Work to do
Rewrite the rows from the line with "mcds-result-item[interactable]: CAR1 [32,536,372,552]" up to and including the line with "graph-node[interactable] [740,231,747,238]", changing "graph-node" to "network-node" and leaving everything else unchanged.
-- Start of Given records --
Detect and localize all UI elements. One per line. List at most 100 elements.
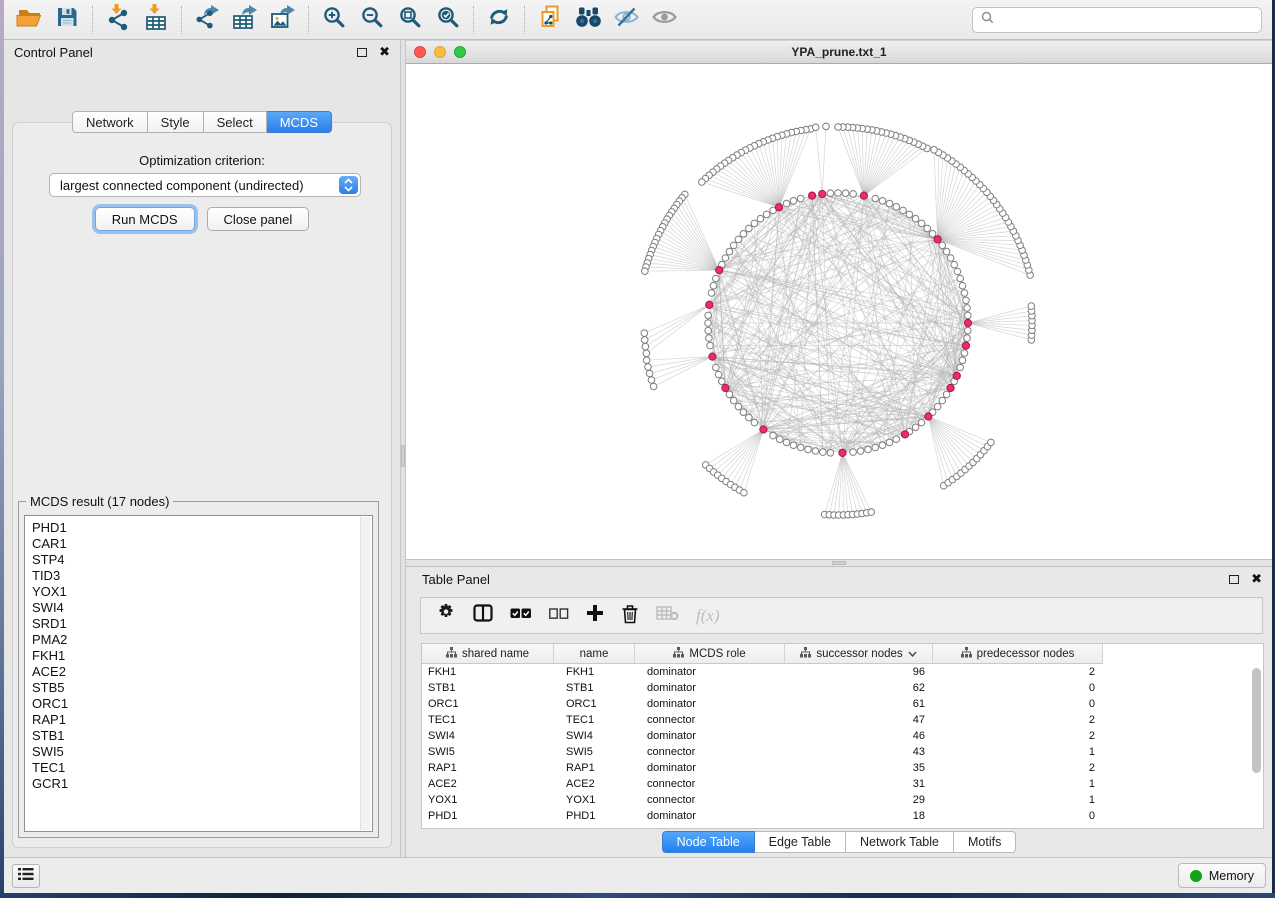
mcds-result-item[interactable]: CAR1 [32,536,372,552]
graph-node[interactable] [939,242,946,249]
graph-node[interactable] [879,442,886,449]
mcds-result-item[interactable]: TID3 [32,568,372,584]
table-scrollbar-thumb[interactable] [1252,668,1261,773]
graph-node[interactable] [740,231,747,238]
graph-node[interactable] [642,343,649,350]
graph-node[interactable] [959,282,966,289]
search-box[interactable] [972,7,1262,33]
graph-node[interactable] [879,198,886,205]
tab-mcds[interactable]: MCDS [267,111,332,133]
mcds-result-item[interactable]: STB5 [32,680,372,696]
show-all-button[interactable] [645,4,683,36]
table-row[interactable]: RAP1RAP1dominator352 [422,760,1263,776]
graph-node[interactable] [835,124,842,131]
graph-node[interactable] [713,275,720,282]
graph-node[interactable] [757,215,764,222]
graph-node[interactable] [963,297,970,304]
graph-node[interactable] [805,446,812,453]
optimization-criterion-select[interactable]: largest connected component (undirected) [49,173,361,197]
graph-node[interactable] [918,220,925,227]
graph-node[interactable] [965,327,972,334]
mcds-result-item[interactable]: ACE2 [32,664,372,680]
unselect-all-columns-button[interactable] [549,607,569,625]
graph-hub-node[interactable] [925,413,932,420]
graph-node[interactable] [726,248,733,255]
graph-node[interactable] [708,290,715,297]
export-image-button[interactable] [264,4,302,36]
graph-node[interactable] [957,364,964,371]
tab-network[interactable]: Network [72,111,148,133]
mcds-result-item[interactable]: TEC1 [32,760,372,776]
graph-node[interactable] [648,377,655,384]
mcds-result-item[interactable]: SRD1 [32,616,372,632]
column-header-predecessor-nodes[interactable]: predecessor nodes [933,644,1103,664]
mcds-result-item[interactable]: PMA2 [32,632,372,648]
horizontal-splitter[interactable] [406,559,1272,567]
graph-hub-node[interactable] [716,267,723,274]
graph-node[interactable] [900,207,907,214]
graph-node[interactable] [964,305,971,312]
graph-node[interactable] [964,335,971,342]
horizontal-splitter-handle[interactable] [832,561,846,565]
column-header-successor-nodes[interactable]: successor nodes [785,644,933,664]
graph-node[interactable] [746,414,753,421]
network-graph[interactable] [406,64,1272,559]
graph-node[interactable] [710,282,717,289]
graph-node[interactable] [740,409,747,416]
graph-node[interactable] [770,432,777,439]
graph-node[interactable] [783,200,790,207]
graph-node[interactable] [959,357,966,364]
graph-node[interactable] [790,442,797,449]
mcds-result-item[interactable]: YOX1 [32,584,372,600]
graph-node[interactable] [934,403,941,410]
graph-node[interactable] [827,450,834,457]
mcds-list-scrollbar[interactable] [360,517,371,830]
graph-node[interactable] [726,391,733,398]
add-column-button[interactable] [586,604,604,627]
import-table-button[interactable] [137,4,175,36]
binoculars-button[interactable] [569,4,607,36]
graph-node[interactable] [790,198,797,205]
graph-node[interactable] [988,439,995,446]
mcds-result-item[interactable]: RAP1 [32,712,372,728]
graph-node[interactable] [719,378,726,385]
graph-node[interactable] [947,255,954,262]
graph-node[interactable] [641,337,648,344]
graph-node[interactable] [751,220,758,227]
export-network-button[interactable] [188,4,226,36]
graph-node[interactable] [812,124,819,131]
open-folder-button[interactable] [10,4,48,36]
graph-node[interactable] [776,436,783,443]
graph-node[interactable] [939,397,946,404]
graph-node[interactable] [706,335,713,342]
float-panel-icon[interactable] [357,48,367,57]
mcds-result-item[interactable]: SWI4 [32,600,372,616]
mcds-result-item[interactable]: GCR1 [32,776,372,792]
graph-node[interactable] [835,190,842,197]
graph-node[interactable] [705,312,712,319]
graph-node[interactable] [850,191,857,198]
graph-node[interactable] [893,204,900,211]
graph-node[interactable] [842,190,849,197]
save-session-button[interactable] [48,4,86,36]
graph-node[interactable] [951,261,958,268]
graph-node[interactable] [730,397,737,404]
zoom-selected-button[interactable] [429,4,467,36]
graph-node[interactable] [850,449,857,456]
graph-node[interactable] [713,364,720,371]
graph-node[interactable] [961,290,968,297]
column-browser-button[interactable] [473,604,493,627]
task-history-button[interactable] [12,864,40,888]
column-header-shared-name[interactable]: shared name [422,644,554,664]
graph-node[interactable] [751,419,758,426]
float-table-panel-icon[interactable] [1229,575,1239,584]
graph-hub-node[interactable] [819,190,826,197]
graph-node[interactable] [643,350,650,357]
graph-node[interactable] [1028,303,1035,310]
graph-node[interactable] [906,211,913,218]
close-panel-button[interactable]: Close panel [207,207,310,231]
mcds-result-item[interactable]: STP4 [32,552,372,568]
zoom-fit-button[interactable] [391,4,429,36]
graph-node[interactable] [746,225,753,232]
table-row[interactable]: YOX1YOX1connector291 [422,792,1263,808]
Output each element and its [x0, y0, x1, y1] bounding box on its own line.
-- End of Given records --
Answer in full
mcds-result-item[interactable]: CAR1 [32,536,372,552]
network-node[interactable] [939,242,946,249]
network-node[interactable] [879,442,886,449]
mcds-result-item[interactable]: TID3 [32,568,372,584]
table-scrollbar-thumb[interactable] [1252,668,1261,773]
network-node[interactable] [740,231,747,238]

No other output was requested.